ИСХОДНЫЙ ТЕКСТ:

5. Крылатый тигр (татуировка в Пазырыке; скульптурное украшение узды, в кургане 1 в Туэкте); в последнем случае персонаж полосат (срав. других крылатых кошачьих — львов и барсов в искусстве Передней Азии, саков Семиречья и на гривнах из Уландрыка). В Китае так изображалось одно из наиболее популярных и внушавших страх божеств — Цюнци — главный (наряду с Тэнгэнем) из 12 зооморфных богов, изгонявших нечисть. Его лик, привычки и функции хорошо описаны (Каталог гор и морей, цз. XII; Книга о чудесном и необычайном и др.) (Каталог гор и морей...: 106; Юань Кэ 1987: 68, 280), Особенно важен костюмированный и необычайно масштабный обряд «дано» («Большого изгнания») с его участием перед Новогодними праздниками. Вместе с тем, Цюнци («Странный до крайности») помогал в остальном лишь неправедным и злым людям. На пазырыкской татуировке он изображён в точном соответствии с китайскими представлениями: как бы «падающим» сверху (с неба) и нападающим на копытное (подобная поза на татуировке — единственный случай для представленных хищников). Убитую дичь Цюнци, как известно, обычно приносит в дар плохим людям. Описанная ипостась Цюнци была наиболее популярной, в отличие от другого персонажа с тем же именем, покрытого колючками, и локализовалась на землях северных «варваров» (срав.: Каталог гор и морей...: 48; Юань Кэ 1987: 77).

ВЫПОЛНИТЕ ЗАДАНИЕ:
Определите, согласуется ли каждое из утверждений ниже с текстом о крылатом тигре. На каждое ответьте «да» или «нет» и приведите точной цитатой решающие слова текста.
1. На скульптурном украшении узды из кургана 1 в Туэкте крылатый тигр изображен полосатым.
2. Цюнци помогал праведным и добрым людям.
3. Поза нападения на копытное на пазырыкской татуировке встречается у нескольких из представленных хищников.

ПРЕДОСТАВЛЕННЫЕ ДАННЫЕ:
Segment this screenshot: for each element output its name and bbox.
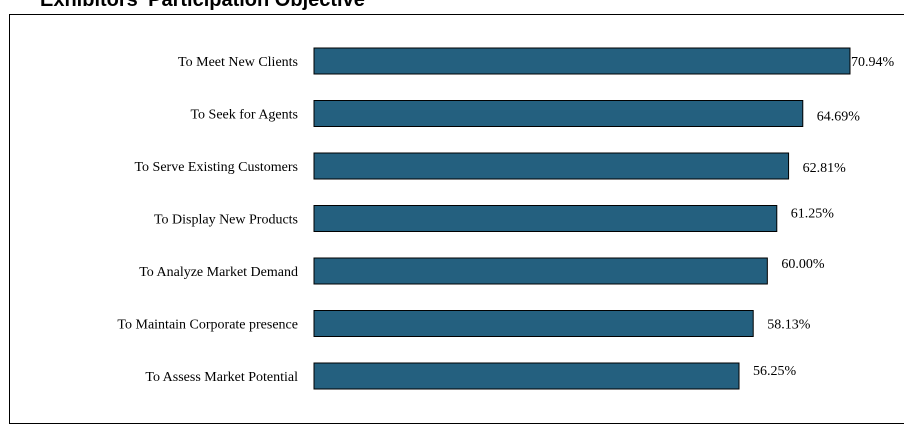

РЕШЕНИЕ ЗАДАЧИ:
1. Да: «в последнем случае персонаж полосат».
2. Нет: «помогал в остальном лишь неправедным и злым людям».
3. Нет: «подобная поза на татуировке — единственный случай для представленных хищников».